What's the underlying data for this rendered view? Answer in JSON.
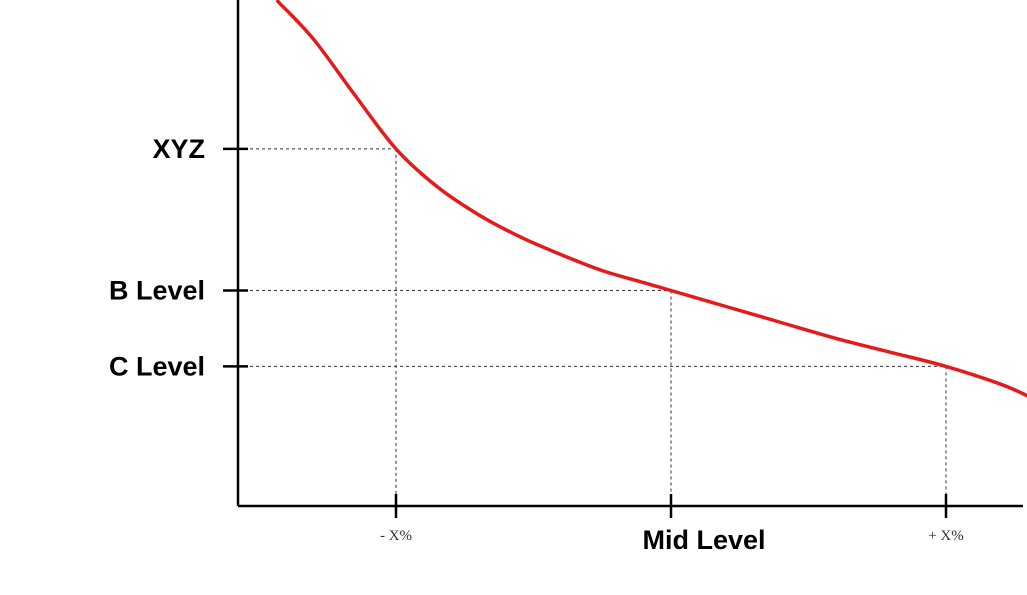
{
  "chart_data": {
    "type": "line",
    "title": "",
    "xlabel": "",
    "ylabel": "",
    "grid": false,
    "legend": "none",
    "xlim": [
      -0.6,
      2.4
    ],
    "ylim": [
      0,
      26
    ],
    "x_ticks": [
      {
        "x": 0,
        "label": "- X%",
        "style": "small"
      },
      {
        "x": 1,
        "label": "Mid Level",
        "style": "big"
      },
      {
        "x": 2,
        "label": "+ X%",
        "style": "small"
      }
    ],
    "y_ticks": [
      {
        "y": 17.9,
        "label": "XYZ"
      },
      {
        "y": 10.8,
        "label": "B Level"
      },
      {
        "y": 7.0,
        "label": "C Level"
      }
    ],
    "reference_points": [
      {
        "x": 0,
        "y": 17.9
      },
      {
        "x": 1,
        "y": 10.8
      },
      {
        "x": 2,
        "y": 7.0
      }
    ],
    "series": [
      {
        "color": "#e31b1b",
        "x": [
          -0.43,
          -0.3,
          -0.15,
          0,
          0.15,
          0.3,
          0.45,
          0.6,
          0.75,
          0.9,
          1.0,
          1.2,
          1.4,
          1.6,
          1.8,
          2.0,
          2.2,
          2.3
        ],
        "y": [
          25.3,
          23.4,
          20.6,
          17.9,
          16.0,
          14.6,
          13.5,
          12.6,
          11.8,
          11.2,
          10.8,
          10.0,
          9.2,
          8.4,
          7.7,
          7.0,
          6.1,
          5.5
        ]
      }
    ]
  }
}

DO THIS:
Copy the records above exactly, leaving out every picture.

SOLUTION TO THE EXERCISE:
What's the underlying data for this rendered view? Answer in JSON.
{
  "chart_data": {
    "type": "line",
    "title": "",
    "xlabel": "",
    "ylabel": "",
    "grid": false,
    "legend": "none",
    "xlim": [
      -0.6,
      2.4
    ],
    "ylim": [
      0,
      26
    ],
    "x_ticks": [
      {
        "x": 0,
        "label": "- X%",
        "style": "small"
      },
      {
        "x": 1,
        "label": "Mid Level",
        "style": "big"
      },
      {
        "x": 2,
        "label": "+ X%",
        "style": "small"
      }
    ],
    "y_ticks": [
      {
        "y": 17.9,
        "label": "XYZ"
      },
      {
        "y": 10.8,
        "label": "B Level"
      },
      {
        "y": 7.0,
        "label": "C Level"
      }
    ],
    "reference_points": [
      {
        "x": 0,
        "y": 17.9
      },
      {
        "x": 1,
        "y": 10.8
      },
      {
        "x": 2,
        "y": 7.0
      }
    ],
    "series": [
      {
        "color": "#e31b1b",
        "x": [
          -0.43,
          -0.3,
          -0.15,
          0,
          0.15,
          0.3,
          0.45,
          0.6,
          0.75,
          0.9,
          1.0,
          1.2,
          1.4,
          1.6,
          1.8,
          2.0,
          2.2,
          2.3
        ],
        "y": [
          25.3,
          23.4,
          20.6,
          17.9,
          16.0,
          14.6,
          13.5,
          12.6,
          11.8,
          11.2,
          10.8,
          10.0,
          9.2,
          8.4,
          7.7,
          7.0,
          6.1,
          5.5
        ]
      }
    ]
  }
}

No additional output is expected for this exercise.